*AIM*: Every line below should be copied exactly; drop the pictures.

· · · · · · ·

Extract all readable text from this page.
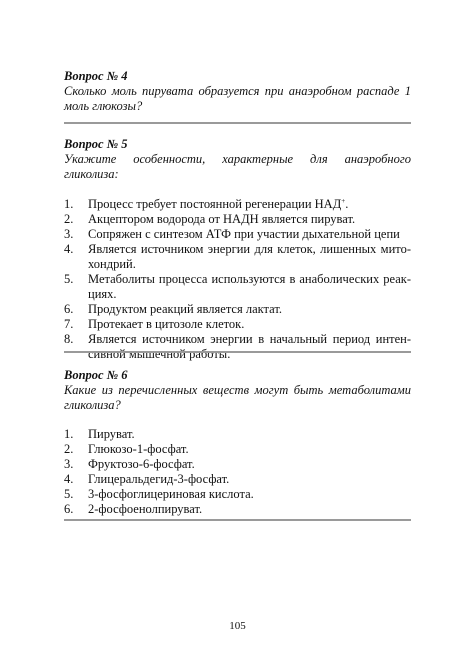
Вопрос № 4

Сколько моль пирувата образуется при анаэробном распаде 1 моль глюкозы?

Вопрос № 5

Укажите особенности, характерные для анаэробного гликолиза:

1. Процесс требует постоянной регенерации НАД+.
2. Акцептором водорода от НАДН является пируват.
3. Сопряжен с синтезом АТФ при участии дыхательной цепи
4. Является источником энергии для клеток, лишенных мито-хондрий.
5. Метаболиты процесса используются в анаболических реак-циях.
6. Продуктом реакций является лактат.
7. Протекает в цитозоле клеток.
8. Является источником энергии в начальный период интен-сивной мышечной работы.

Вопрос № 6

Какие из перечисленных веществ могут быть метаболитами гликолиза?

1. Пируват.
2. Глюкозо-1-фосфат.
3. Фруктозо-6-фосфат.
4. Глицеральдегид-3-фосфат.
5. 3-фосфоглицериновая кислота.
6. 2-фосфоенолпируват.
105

· · · · · · ·

*THE REPLY*:
Extract all readable text from this page.
Вопрос № 4

Сколько моль пирувата образуется при анаэробном распаде 1 моль глюкозы?

Вопрос № 5

Укажите особенности, характерные для анаэробного гликолиза:

1. Процесс требует постоянной регенерации НАД+.
2. Акцептором водорода от НАДН является пируват.
3. Сопряжен с синтезом АТФ при участии дыхательной цепи
4. Является источником энергии для клеток, лишенных мито-хондрий.
5. Метаболиты процесса используются в анаболических реак-циях.
6. Продуктом реакций является лактат.
7. Протекает в цитозоле клеток.
8. Является источником энергии в начальный период интен-сивной мышечной работы.

Вопрос № 6

Какие из перечисленных веществ могут быть метаболитами гликолиза?

1. Пируват.
2. Глюкозо-1-фосфат.
3. Фруктозо-6-фосфат.
4. Глицеральдегид-3-фосфат.
5. 3-фосфоглицериновая кислота.
6. 2-фосфоенолпируват.
105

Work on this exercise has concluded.